- Stated exercise:
Exactly reproduce the lines that follow.

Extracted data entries
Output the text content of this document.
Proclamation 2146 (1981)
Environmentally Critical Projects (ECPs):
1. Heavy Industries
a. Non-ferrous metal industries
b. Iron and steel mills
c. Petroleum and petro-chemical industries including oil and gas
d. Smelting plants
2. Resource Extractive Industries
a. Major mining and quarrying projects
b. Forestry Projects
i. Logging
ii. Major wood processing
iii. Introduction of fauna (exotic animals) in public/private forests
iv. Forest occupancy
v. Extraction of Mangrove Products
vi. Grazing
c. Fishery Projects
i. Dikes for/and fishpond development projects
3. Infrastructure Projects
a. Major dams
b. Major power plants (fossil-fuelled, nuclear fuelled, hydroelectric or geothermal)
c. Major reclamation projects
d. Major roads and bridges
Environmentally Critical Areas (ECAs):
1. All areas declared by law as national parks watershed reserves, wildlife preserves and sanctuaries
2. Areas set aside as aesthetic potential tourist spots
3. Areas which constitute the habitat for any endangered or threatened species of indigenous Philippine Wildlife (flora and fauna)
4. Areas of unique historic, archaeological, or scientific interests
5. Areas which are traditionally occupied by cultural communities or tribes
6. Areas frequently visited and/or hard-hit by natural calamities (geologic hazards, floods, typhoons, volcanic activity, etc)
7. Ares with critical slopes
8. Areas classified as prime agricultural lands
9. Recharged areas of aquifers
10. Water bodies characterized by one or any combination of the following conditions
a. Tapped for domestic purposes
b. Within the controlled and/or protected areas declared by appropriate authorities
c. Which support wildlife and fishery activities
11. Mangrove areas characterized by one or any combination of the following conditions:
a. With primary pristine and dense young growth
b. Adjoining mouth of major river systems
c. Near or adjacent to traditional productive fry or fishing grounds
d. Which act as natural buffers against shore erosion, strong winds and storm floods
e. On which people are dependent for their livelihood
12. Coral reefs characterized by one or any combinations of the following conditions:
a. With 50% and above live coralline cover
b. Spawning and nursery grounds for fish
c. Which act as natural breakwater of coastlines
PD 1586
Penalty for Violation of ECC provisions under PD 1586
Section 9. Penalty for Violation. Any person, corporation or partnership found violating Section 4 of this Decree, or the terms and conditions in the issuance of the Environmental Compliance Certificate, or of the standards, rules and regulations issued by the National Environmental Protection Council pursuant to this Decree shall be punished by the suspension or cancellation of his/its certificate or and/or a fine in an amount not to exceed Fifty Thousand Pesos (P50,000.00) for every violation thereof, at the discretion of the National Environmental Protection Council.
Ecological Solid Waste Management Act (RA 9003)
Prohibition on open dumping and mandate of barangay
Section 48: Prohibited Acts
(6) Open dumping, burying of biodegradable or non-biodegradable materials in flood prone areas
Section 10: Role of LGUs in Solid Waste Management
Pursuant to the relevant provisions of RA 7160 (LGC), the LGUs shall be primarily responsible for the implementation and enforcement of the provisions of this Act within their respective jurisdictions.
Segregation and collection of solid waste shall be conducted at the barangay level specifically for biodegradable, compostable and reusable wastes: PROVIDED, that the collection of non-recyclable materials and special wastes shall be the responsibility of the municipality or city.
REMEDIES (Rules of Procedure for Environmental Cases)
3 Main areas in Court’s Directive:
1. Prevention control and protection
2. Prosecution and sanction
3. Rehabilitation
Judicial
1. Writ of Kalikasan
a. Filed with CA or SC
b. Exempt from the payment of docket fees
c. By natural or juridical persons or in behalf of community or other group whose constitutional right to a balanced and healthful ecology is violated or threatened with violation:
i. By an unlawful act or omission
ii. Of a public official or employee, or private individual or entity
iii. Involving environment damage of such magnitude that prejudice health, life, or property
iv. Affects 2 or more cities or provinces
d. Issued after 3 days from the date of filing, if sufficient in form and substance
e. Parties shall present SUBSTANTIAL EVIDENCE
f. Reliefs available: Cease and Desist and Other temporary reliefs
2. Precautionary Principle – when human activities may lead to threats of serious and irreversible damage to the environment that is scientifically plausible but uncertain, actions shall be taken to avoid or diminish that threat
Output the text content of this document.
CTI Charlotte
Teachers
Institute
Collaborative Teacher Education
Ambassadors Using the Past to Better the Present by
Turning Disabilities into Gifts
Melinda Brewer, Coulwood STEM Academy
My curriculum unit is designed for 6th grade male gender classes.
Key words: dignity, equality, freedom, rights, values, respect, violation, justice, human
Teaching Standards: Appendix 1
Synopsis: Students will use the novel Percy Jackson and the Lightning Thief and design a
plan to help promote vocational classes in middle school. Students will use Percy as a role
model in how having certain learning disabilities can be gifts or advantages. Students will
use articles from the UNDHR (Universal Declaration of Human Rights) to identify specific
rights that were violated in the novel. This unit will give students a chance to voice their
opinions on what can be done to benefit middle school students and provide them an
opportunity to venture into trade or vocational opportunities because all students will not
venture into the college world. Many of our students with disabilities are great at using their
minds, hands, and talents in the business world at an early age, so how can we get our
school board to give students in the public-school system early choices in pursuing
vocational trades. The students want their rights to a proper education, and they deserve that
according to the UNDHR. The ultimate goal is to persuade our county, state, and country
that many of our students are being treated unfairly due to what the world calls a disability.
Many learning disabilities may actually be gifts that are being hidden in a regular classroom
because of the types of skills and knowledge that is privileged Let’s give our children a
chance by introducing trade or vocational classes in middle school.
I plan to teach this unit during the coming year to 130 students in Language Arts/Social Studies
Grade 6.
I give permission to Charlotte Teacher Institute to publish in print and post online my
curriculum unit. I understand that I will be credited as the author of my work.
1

- Complete response:
Output the text content of this document.
Proclamation 2146 (1981)
Environmentally Critical Projects (ECPs):
1. Heavy Industries
a. Non-ferrous metal industries
b. Iron and steel mills
c. Petroleum and petro-chemical industries including oil and gas
d. Smelting plants
2. Resource Extractive Industries
a. Major mining and quarrying projects
b. Forestry Projects
i. Logging
ii. Major wood processing
iii. Introduction of fauna (exotic animals) in public/private forests
iv. Forest occupancy
v. Extraction of Mangrove Products
vi. Grazing
c. Fishery Projects
i. Dikes for/and fishpond development projects
3. Infrastructure Projects
a. Major dams
b. Major power plants (fossil-fuelled, nuclear fuelled, hydroelectric or geothermal)
c. Major reclamation projects
d. Major roads and bridges
Environmentally Critical Areas (ECAs):
1. All areas declared by law as national parks watershed reserves, wildlife preserves and sanctuaries
2. Areas set aside as aesthetic potential tourist spots
3. Areas which constitute the habitat for any endangered or threatened species of indigenous Philippine Wildlife (flora and fauna)
4. Areas of unique historic, archaeological, or scientific interests
5. Areas which are traditionally occupied by cultural communities or tribes
6. Areas frequently visited and/or hard-hit by natural calamities (geologic hazards, floods, typhoons, volcanic activity, etc)
7. Ares with critical slopes
8. Areas classified as prime agricultural lands
9. Recharged areas of aquifers
10. Water bodies characterized by one or any combination of the following conditions
a. Tapped for domestic purposes
b. Within the controlled and/or protected areas declared by appropriate authorities
c. Which support wildlife and fishery activities
11. Mangrove areas characterized by one or any combination of the following conditions:
a. With primary pristine and dense young growth
b. Adjoining mouth of major river systems
c. Near or adjacent to traditional productive fry or fishing grounds
d. Which act as natural buffers against shore erosion, strong winds and storm floods
e. On which people are dependent for their livelihood
12. Coral reefs characterized by one or any combinations of the following conditions:
a. With 50% and above live coralline cover
b. Spawning and nursery grounds for fish
c. Which act as natural breakwater of coastlines
PD 1586
Penalty for Violation of ECC provisions under PD 1586
Section 9. Penalty for Violation. Any person, corporation or partnership found violating Section 4 of this Decree, or the terms and conditions in the issuance of the Environmental Compliance Certificate, or of the standards, rules and regulations issued by the National Environmental Protection Council pursuant to this Decree shall be punished by the suspension or cancellation of his/its certificate or and/or a fine in an amount not to exceed Fifty Thousand Pesos (P50,000.00) for every violation thereof, at the discretion of the National Environmental Protection Council.
Ecological Solid Waste Management Act (RA 9003)
Prohibition on open dumping and mandate of barangay
Section 48: Prohibited Acts
(6) Open dumping, burying of biodegradable or non-biodegradable materials in flood prone areas
Section 10: Role of LGUs in Solid Waste Management
Pursuant to the relevant provisions of RA 7160 (LGC), the LGUs shall be primarily responsible for the implementation and enforcement of the provisions of this Act within their respective jurisdictions.
Segregation and collection of solid waste shall be conducted at the barangay level specifically for biodegradable, compostable and reusable wastes: PROVIDED, that the collection of non-recyclable materials and special wastes shall be the responsibility of the municipality or city.
REMEDIES (Rules of Procedure for Environmental Cases)
3 Main areas in Court’s Directive:
1. Prevention control and protection
2. Prosecution and sanction
3. Rehabilitation
Judicial
1. Writ of Kalikasan
a. Filed with CA or SC
b. Exempt from the payment of docket fees
c. By natural or juridical persons or in behalf of community or other group whose constitutional right to a balanced and healthful ecology is violated or threatened with violation:
i. By an unlawful act or omission
ii. Of a public official or employee, or private individual or entity
iii. Involving environment damage of such magnitude that prejudice health, life, or property
iv. Affects 2 or more cities or provinces
d. Issued after 3 days from the date of filing, if sufficient in form and substance
e. Parties shall present SUBSTANTIAL EVIDENCE
f. Reliefs available: Cease and Desist and Other temporary reliefs
2. Precautionary Principle – when human activities may lead to threats of serious and irreversible damage to the environment that is scientifically plausible but uncertain, actions shall be taken to avoid or diminish that threat
Output the text content of this document.
CTI Charlotte
Teachers
Institute
Collaborative Teacher Education
Ambassadors Using the Past to Better the Present by
Turning Disabilities into Gifts
Melinda Brewer, Coulwood STEM Academy
My curriculum unit is designed for 6th grade male gender classes.
Key words: dignity, equality, freedom, rights, values, respect, violation, justice, human
Teaching Standards: Appendix 1
Synopsis: Students will use the novel Percy Jackson and the Lightning Thief and design a
plan to help promote vocational classes in middle school. Students will use Percy as a role
model in how having certain learning disabilities can be gifts or advantages. Students will
use articles from the UNDHR (Universal Declaration of Human Rights) to identify specific
rights that were violated in the novel. This unit will give students a chance to voice their
opinions on what can be done to benefit middle school students and provide them an
opportunity to venture into trade or vocational opportunities because all students will not
venture into the college world. Many of our students with disabilities are great at using their
minds, hands, and talents in the business world at an early age, so how can we get our
school board to give students in the public-school system early choices in pursuing
vocational trades. The students want their rights to a proper education, and they deserve that
according to the UNDHR. The ultimate goal is to persuade our county, state, and country
that many of our students are being treated unfairly due to what the world calls a disability.
Many learning disabilities may actually be gifts that are being hidden in a regular classroom
because of the types of skills and knowledge that is privileged Let’s give our children a
chance by introducing trade or vocational classes in middle school.
I plan to teach this unit during the coming year to 130 students in Language Arts/Social Studies
Grade 6.
I give permission to Charlotte Teacher Institute to publish in print and post online my
curriculum unit. I understand that I will be credited as the author of my work.
1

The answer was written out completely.